Another company had a storage node that looked underpowered on paper: lots of disks, a busy database workload, and a team allergic to buying hardware.
They did what engineers do when procurement says no: tuning.

They cranked recordsize without understanding the I/O profile, tweaked sync settings in the name of throughput,
and raised queue depths in the controller stack to “keep the disks busy.” Benchmarks improved. Slides were made.
Production, predictably, did something else.

Under peak load, the system began accumulating write errors on two disks behind the same expander.
Kernel logs showed timeouts and resets. The tuning had increased the duration and burstiness of writes, stretching
the expander’s tolerance and amplifying any tiny signal integrity issues. The system didn’t fail immediately; it failed intermittently,
which is the worst kind because it wastes everyone’s time.

They rolled back most of the tuning and replaced a marginal expander/backplane module.
Throughput decreased a bit, tail latency improved a lot, and the write errors vanished.
The team learned the lesson nobody wants: a faster path to failure is still a path to failure.

Joke #2: “We tuned it for performance” is sometimes just a fancy way of saying “we made the future incident more efficient.”

3) Boring but correct practice that saved the day: device naming discipline and staged replacements

A finance org ran OpenZFS on Linux for internal file services. Not glamorous, but they treated it like a real system:
stable by-id device names in pools, labeled drive sleds, documented slot maps, and a strict policy that no one hot-swaps anything
without a second person verifying the serial number.

**Data for review:**

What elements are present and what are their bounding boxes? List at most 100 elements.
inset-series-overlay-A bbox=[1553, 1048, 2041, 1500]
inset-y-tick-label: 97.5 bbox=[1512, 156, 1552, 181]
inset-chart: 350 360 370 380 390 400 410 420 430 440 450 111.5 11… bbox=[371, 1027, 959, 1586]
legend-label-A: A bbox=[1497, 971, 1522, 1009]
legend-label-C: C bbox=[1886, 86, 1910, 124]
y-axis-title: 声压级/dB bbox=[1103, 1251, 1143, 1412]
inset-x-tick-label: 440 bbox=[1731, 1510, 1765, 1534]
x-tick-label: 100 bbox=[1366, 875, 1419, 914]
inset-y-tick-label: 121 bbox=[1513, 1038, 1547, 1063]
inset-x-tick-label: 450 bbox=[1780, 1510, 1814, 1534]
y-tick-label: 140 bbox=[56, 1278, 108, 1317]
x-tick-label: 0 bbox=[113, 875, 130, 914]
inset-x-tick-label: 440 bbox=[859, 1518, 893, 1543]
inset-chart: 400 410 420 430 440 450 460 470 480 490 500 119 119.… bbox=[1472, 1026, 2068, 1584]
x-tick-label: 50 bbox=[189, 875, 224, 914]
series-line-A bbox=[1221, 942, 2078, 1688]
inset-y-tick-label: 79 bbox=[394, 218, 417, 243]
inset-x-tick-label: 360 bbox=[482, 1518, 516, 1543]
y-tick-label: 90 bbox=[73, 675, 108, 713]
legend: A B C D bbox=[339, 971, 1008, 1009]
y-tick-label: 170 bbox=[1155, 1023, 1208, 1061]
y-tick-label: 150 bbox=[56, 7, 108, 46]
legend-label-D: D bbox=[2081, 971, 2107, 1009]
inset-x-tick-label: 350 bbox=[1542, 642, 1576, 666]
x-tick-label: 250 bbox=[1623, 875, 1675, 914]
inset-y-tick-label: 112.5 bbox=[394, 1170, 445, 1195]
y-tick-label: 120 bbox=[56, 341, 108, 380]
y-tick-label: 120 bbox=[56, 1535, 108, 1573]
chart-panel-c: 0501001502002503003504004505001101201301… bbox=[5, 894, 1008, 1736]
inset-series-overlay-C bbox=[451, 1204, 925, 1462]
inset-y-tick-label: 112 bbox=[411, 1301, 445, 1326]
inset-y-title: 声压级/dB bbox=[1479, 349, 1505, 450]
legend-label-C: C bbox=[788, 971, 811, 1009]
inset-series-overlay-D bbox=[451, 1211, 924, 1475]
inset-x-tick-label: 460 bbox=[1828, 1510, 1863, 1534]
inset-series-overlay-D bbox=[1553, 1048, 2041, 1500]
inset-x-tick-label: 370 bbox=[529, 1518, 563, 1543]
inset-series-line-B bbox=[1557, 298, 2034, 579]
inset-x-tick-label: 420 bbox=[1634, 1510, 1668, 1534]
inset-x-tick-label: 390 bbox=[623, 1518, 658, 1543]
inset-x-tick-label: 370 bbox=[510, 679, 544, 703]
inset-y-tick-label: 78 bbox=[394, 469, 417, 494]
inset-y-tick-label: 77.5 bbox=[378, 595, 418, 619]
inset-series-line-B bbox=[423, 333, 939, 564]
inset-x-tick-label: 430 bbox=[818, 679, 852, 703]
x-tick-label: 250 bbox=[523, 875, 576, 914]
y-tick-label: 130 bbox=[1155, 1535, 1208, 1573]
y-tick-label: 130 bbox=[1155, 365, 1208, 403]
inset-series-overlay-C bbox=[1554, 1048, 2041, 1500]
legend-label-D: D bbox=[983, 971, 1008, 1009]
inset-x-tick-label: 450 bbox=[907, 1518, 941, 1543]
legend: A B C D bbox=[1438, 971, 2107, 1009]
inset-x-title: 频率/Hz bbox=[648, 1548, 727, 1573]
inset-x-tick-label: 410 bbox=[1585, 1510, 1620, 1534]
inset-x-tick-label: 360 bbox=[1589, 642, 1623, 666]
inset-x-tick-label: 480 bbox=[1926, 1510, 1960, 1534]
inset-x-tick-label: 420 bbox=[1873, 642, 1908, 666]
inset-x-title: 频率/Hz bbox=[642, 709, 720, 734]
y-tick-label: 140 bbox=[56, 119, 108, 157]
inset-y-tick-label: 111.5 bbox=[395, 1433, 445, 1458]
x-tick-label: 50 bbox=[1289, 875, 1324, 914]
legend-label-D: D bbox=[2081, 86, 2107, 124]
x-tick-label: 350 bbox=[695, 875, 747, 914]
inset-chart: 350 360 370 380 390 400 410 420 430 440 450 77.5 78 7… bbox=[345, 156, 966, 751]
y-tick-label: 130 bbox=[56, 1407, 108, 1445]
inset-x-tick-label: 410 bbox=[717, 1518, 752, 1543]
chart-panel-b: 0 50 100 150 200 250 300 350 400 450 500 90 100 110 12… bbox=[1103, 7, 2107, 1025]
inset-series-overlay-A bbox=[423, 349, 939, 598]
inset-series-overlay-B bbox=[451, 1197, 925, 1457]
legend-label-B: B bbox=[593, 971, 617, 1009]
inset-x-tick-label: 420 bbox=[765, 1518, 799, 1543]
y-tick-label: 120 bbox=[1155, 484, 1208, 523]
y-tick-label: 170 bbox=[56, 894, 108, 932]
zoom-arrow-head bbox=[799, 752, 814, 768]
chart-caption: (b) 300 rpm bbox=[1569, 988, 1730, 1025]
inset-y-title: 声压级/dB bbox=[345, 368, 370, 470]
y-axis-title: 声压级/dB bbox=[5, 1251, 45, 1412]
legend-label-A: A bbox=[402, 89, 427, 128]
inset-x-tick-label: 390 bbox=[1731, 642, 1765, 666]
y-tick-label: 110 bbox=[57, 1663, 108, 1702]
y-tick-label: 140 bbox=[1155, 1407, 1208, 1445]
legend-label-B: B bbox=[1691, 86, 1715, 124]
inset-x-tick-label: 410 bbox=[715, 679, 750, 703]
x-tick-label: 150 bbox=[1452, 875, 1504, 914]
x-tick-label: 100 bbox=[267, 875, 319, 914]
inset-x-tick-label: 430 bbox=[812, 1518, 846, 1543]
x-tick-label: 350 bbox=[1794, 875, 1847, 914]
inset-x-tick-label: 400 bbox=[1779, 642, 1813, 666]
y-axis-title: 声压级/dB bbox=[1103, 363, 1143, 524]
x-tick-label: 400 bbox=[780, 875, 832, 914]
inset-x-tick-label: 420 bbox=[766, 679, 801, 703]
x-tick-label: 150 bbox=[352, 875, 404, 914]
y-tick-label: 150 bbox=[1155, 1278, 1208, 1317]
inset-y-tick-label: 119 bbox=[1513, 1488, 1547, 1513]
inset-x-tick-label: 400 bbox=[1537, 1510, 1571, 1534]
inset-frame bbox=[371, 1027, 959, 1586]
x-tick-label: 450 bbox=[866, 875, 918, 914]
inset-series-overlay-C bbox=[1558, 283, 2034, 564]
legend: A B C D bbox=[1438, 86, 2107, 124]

**Required tasks:**
1. Answer these questions about the storage tuning excerpt:
(a) How many disks began accumulating write errors under peak load?
(b) What hardware did the team replace?
(c) On what operating system did the finance org run OpenZFS?
2. Could you write out everything in the storage tuning excerpt from "Production, predictably, did" down to "path to failure.", word for word?
Nothing here concerns the lines.

**Outputs by task:**
1.
(a) Two disks behind the same expander.
(b) A marginal expander/backplane module.
(c) Linux.

2.
Production, predictably, did something else.

Under peak load, the system began accumulating write errors on two disks behind the same expander.
Kernel logs showed timeouts and resets. The tuning had increased the duration and burstiness of writes, stretching
the expander’s tolerance and amplifying any tiny signal integrity issues. The system didn’t fail immediately; it failed intermittently,
which is the worst kind because it wastes everyone’s time.

They rolled back most of the tuning and replaced a marginal expander/backplane module.
Throughput decreased a bit, tail latency improved a lot, and the write errors vanished.
The team learned the lesson nobody wants: a faster path to failure is still a path to failure.